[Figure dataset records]
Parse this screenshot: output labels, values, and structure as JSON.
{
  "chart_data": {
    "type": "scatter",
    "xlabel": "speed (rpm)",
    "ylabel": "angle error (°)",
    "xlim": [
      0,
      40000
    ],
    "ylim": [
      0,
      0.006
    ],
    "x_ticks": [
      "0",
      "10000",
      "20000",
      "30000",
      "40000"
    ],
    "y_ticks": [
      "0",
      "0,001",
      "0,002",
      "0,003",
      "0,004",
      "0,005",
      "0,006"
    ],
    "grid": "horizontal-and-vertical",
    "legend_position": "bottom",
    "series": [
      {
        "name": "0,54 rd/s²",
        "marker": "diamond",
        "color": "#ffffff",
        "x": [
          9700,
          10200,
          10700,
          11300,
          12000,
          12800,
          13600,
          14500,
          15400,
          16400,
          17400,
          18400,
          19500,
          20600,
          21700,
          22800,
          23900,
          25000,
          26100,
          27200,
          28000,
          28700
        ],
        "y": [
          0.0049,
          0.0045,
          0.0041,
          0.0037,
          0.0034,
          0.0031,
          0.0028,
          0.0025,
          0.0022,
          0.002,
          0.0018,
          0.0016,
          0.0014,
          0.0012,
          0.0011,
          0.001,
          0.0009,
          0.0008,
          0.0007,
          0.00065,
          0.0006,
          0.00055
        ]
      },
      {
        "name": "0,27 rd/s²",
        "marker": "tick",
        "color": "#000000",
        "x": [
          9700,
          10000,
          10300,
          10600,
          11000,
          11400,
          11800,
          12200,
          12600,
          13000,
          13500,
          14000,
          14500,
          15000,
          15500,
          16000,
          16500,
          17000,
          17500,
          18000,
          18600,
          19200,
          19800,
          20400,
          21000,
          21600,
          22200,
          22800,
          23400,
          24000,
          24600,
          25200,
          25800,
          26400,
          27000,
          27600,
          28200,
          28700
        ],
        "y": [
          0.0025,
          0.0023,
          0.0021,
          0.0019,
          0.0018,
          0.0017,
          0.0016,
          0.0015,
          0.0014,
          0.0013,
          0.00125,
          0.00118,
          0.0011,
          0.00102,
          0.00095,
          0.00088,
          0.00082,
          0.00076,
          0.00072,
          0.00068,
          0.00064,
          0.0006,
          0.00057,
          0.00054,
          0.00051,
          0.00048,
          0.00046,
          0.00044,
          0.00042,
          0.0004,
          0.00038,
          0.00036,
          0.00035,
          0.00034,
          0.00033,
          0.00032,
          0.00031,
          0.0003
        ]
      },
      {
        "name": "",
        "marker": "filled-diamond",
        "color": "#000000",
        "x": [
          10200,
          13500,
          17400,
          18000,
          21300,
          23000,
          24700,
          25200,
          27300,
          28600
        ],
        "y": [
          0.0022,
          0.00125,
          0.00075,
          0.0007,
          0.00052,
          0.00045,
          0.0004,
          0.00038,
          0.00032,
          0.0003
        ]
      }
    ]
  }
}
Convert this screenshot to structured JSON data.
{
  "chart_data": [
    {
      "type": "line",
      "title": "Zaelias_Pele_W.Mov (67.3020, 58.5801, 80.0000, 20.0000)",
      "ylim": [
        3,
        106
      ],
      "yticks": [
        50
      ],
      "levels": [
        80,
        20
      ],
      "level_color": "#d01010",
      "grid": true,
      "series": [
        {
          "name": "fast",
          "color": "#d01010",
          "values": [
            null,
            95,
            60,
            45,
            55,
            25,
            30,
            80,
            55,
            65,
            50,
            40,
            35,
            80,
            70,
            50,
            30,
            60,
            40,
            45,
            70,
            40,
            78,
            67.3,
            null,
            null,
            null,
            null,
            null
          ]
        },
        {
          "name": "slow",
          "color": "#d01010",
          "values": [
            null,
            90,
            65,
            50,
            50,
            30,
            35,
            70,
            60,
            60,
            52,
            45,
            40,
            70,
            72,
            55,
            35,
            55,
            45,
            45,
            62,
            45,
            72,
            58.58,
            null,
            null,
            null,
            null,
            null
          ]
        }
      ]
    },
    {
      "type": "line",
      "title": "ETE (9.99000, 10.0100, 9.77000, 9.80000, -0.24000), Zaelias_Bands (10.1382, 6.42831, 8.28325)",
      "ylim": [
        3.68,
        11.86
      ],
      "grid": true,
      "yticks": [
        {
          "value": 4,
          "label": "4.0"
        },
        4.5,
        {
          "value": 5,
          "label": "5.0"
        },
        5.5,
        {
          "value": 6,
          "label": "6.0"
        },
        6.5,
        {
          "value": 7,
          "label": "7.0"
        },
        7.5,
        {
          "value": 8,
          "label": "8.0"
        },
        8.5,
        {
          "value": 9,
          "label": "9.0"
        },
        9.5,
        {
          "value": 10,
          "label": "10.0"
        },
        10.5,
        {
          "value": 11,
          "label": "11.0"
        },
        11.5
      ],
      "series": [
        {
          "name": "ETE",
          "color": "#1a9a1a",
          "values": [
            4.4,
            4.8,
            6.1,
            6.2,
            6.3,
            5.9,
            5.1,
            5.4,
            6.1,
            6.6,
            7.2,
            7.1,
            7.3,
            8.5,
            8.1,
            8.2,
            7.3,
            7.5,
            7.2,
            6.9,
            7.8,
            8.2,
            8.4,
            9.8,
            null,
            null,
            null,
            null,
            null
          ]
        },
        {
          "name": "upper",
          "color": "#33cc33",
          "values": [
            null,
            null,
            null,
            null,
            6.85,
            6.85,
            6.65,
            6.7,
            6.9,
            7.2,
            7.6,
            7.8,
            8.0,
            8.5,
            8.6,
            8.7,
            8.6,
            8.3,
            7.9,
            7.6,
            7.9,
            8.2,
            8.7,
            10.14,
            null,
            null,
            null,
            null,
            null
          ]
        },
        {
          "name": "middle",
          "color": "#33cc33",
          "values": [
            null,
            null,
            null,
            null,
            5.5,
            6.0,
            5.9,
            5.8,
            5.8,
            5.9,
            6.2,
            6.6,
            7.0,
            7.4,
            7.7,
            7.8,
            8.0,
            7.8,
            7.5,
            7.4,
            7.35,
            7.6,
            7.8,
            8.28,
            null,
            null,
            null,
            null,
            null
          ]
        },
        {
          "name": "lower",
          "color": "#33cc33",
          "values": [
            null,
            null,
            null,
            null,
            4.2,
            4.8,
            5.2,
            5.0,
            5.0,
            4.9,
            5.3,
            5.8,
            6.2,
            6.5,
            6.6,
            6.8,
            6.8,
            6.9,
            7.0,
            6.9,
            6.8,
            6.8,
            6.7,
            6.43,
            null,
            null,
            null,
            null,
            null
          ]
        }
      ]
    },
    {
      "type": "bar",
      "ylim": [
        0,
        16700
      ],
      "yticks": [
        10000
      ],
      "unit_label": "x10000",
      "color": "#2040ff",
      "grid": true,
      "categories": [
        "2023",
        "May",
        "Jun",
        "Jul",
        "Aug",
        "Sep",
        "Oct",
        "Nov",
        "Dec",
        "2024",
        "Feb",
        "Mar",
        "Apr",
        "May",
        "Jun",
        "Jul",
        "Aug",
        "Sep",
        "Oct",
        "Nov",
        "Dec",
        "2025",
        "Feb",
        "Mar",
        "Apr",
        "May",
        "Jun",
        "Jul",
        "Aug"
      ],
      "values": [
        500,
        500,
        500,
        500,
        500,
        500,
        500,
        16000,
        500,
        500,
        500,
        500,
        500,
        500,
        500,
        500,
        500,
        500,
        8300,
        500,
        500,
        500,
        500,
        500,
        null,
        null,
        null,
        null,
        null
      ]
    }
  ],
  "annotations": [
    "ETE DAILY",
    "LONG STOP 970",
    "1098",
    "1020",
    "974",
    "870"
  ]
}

> [What you have to do]: Write out the full listing exactly as given.

> [Exercise result]:
Parse this screenshot: output labels, values, and structure as JSON.
{
  "chart_data": {
    "type": "scatter",
    "xlabel": "speed (rpm)",
    "ylabel": "angle error (°)",
    "xlim": [
      0,
      40000
    ],
    "ylim": [
      0,
      0.006
    ],
    "x_ticks": [
      "0",
      "10000",
      "20000",
      "30000",
      "40000"
    ],
    "y_ticks": [
      "0",
      "0,001",
      "0,002",
      "0,003",
      "0,004",
      "0,005",
      "0,006"
    ],
    "grid": "horizontal-and-vertical",
    "legend_position": "bottom",
    "series": [
      {
        "name": "0,54 rd/s²",
        "marker": "diamond",
        "color": "#ffffff",
        "x": [
          9700,
          10200,
          10700,
          11300,
          12000,
          12800,
          13600,
          14500,
          15400,
          16400,
          17400,
          18400,
          19500,
          20600,
          21700,
          22800,
          23900,
          25000,
          26100,
          27200,
          28000,
          28700
        ],
        "y": [
          0.0049,
          0.0045,
          0.0041,
          0.0037,
          0.0034,
          0.0031,
          0.0028,
          0.0025,
          0.0022,
          0.002,
          0.0018,
          0.0016,
          0.0014,
          0.0012,
          0.0011,
          0.001,
          0.0009,
          0.0008,
          0.0007,
          0.00065,
          0.0006,
          0.00055
        ]
      },
      {
        "name": "0,27 rd/s²",
        "marker": "tick",
        "color": "#000000",
        "x": [
          9700,
          10000,
          10300,
          10600,
          11000,
          11400,
          11800,
          12200,
          12600,
          13000,
          13500,
          14000,
          14500,
          15000,
          15500,
          16000,
          16500,
          17000,
          17500,
          18000,
          18600,
          19200,
          19800,
          20400,
          21000,
          21600,
          22200,
          22800,
          23400,
          24000,
          24600,
          25200,
          25800,
          26400,
          27000,
          27600,
          28200,
          28700
        ],
        "y": [
          0.0025,
          0.0023,
          0.0021,
          0.0019,
          0.0018,
          0.0017,
          0.0016,
          0.0015,
          0.0014,
          0.0013,
          0.00125,
          0.00118,
          0.0011,
          0.00102,
          0.00095,
          0.00088,
          0.00082,
          0.00076,
          0.00072,
          0.00068,
          0.00064,
          0.0006,
          0.00057,
          0.00054,
          0.00051,
          0.00048,
          0.00046,
          0.00044,
          0.00042,
          0.0004,
          0.00038,
          0.00036,
          0.00035,
          0.00034,
          0.00033,
          0.00032,
          0.00031,
          0.0003
        ]
      },
      {
        "name": "",
        "marker": "filled-diamond",
        "color": "#000000",
        "x": [
          10200,
          13500,
          17400,
          18000,
          21300,
          23000,
          24700,
          25200,
          27300,
          28600
        ],
        "y": [
          0.0022,
          0.00125,
          0.00075,
          0.0007,
          0.00052,
          0.00045,
          0.0004,
          0.00038,
          0.00032,
          0.0003
        ]
      }
    ]
  }
}
Convert this screenshot to structured JSON data.
{
  "chart_data": [
    {
      "type": "line",
      "title": "Zaelias_Pele_W.Mov (67.3020, 58.5801, 80.0000, 20.0000)",
      "ylim": [
        3,
        106
      ],
      "yticks": [
        50
      ],
      "levels": [
        80,
        20
      ],
      "level_color": "#d01010",
      "grid": true,
      "series": [
        {
          "name": "fast",
          "color": "#d01010",
          "values": [
            null,
            95,
            60,
            45,
            55,
            25,
            30,
            80,
            55,
            65,
            50,
            40,
            35,
            80,
            70,
            50,
            30,
            60,
            40,
            45,
            70,
            40,
            78,
            67.3,
            null,
            null,
            null,
            null,
            null
          ]
        },
        {
          "name": "slow",
          "color": "#d01010",
          "values": [
            null,
            90,
            65,
            50,
            50,
            30,
            35,
            70,
            60,
            60,
            52,
            45,
            40,
            70,
            72,
            55,
            35,
            55,
            45,
            45,
            62,
            45,
            72,
            58.58,
            null,
            null,
            null,
            null,
            null
          ]
        }
      ]
    },
    {
      "type": "line",
      "title": "ETE (9.99000, 10.0100, 9.77000, 9.80000, -0.24000), Zaelias_Bands (10.1382, 6.42831, 8.28325)",
      "ylim": [
        3.68,
        11.86
      ],
      "grid": true,
      "yticks": [
        {
          "value": 4,
          "label": "4.0"
        },
        4.5,
        {
          "value": 5,
          "label": "5.0"
        },
        5.5,
        {
          "value": 6,
          "label": "6.0"
        },
        6.5,
        {
          "value": 7,
          "label": "7.0"
        },
        7.5,
        {
          "value": 8,
          "label": "8.0"
        },
        8.5,
        {
          "value": 9,
          "label": "9.0"
        },
        9.5,
        {
          "value": 10,
          "label": "10.0"
        },
        10.5,
        {
          "value": 11,
          "label": "11.0"
        },
        11.5
      ],
      "series": [
        {
          "name": "ETE",
          "color": "#1a9a1a",
          "values": [
            4.4,
            4.8,
            6.1,
            6.2,
            6.3,
            5.9,
            5.1,
            5.4,
            6.1,
            6.6,
            7.2,
            7.1,
            7.3,
            8.5,
            8.1,
            8.2,
            7.3,
            7.5,
            7.2,
            6.9,
            7.8,
            8.2,
            8.4,
            9.8,
            null,
            null,
            null,
            null,
            null
          ]
        },
        {
          "name": "upper",
          "color": "#33cc33",
          "values": [
            null,
            null,
            null,
            null,
            6.85,
            6.85,
            6.65,
            6.7,
            6.9,
            7.2,
            7.6,
            7.8,
            8.0,
            8.5,
            8.6,
            8.7,
            8.6,
            8.3,
            7.9,
            7.6,
            7.9,
            8.2,
            8.7,
            10.14,
            null,
            null,
            null,
            null,
            null
          ]
        },
        {
          "name": "middle",
          "color": "#33cc33",
          "values": [
            null,
            null,
            null,
            null,
            5.5,
            6.0,
            5.9,
            5.8,
            5.8,
            5.9,
            6.2,
            6.6,
            7.0,
            7.4,
            7.7,
            7.8,
            8.0,
            7.8,
            7.5,
            7.4,
            7.35,
            7.6,
            7.8,
            8.28,
            null,
            null,
            null,
            null,
            null
          ]
        },
        {
          "name": "lower",
          "color": "#33cc33",
          "values": [
            null,
            null,
            null,
            null,
            4.2,
            4.8,
            5.2,
            5.0,
            5.0,
            4.9,
            5.3,
            5.8,
            6.2,
            6.5,
            6.6,
            6.8,
            6.8,
            6.9,
            7.0,
            6.9,
            6.8,
            6.8,
            6.7,
            6.43,
            null,
            null,
            null,
            null,
            null
          ]
        }
      ]
    },
    {
      "type": "bar",
      "ylim": [
        0,
        16700
      ],
      "yticks": [
        10000
      ],
      "unit_label": "x10000",
      "color": "#2040ff",
      "grid": true,
      "categories": [
        "2023",
        "May",
        "Jun",
        "Jul",
        "Aug",
        "Sep",
        "Oct",
        "Nov",
        "Dec",
        "2024",
        "Feb",
        "Mar",
        "Apr",
        "May",
        "Jun",
        "Jul",
        "Aug",
        "Sep",
        "Oct",
        "Nov",
        "Dec",
        "2025",
        "Feb",
        "Mar",
        "Apr",
        "May",
        "Jun",
        "Jul",
        "Aug"
      ],
      "values": [
        500,
        500,
        500,
        500,
        500,
        500,
        500,
        16000,
        500,
        500,
        500,
        500,
        500,
        500,
        500,
        500,
        500,
        500,
        8300,
        500,
        500,
        500,
        500,
        500,
        null,
        null,
        null,
        null,
        null
      ]
    }
  ],
  "annotations": [
    "ETE DAILY",
    "LONG STOP 970",
    "1098",
    "1020",
    "974",
    "870"
  ]
}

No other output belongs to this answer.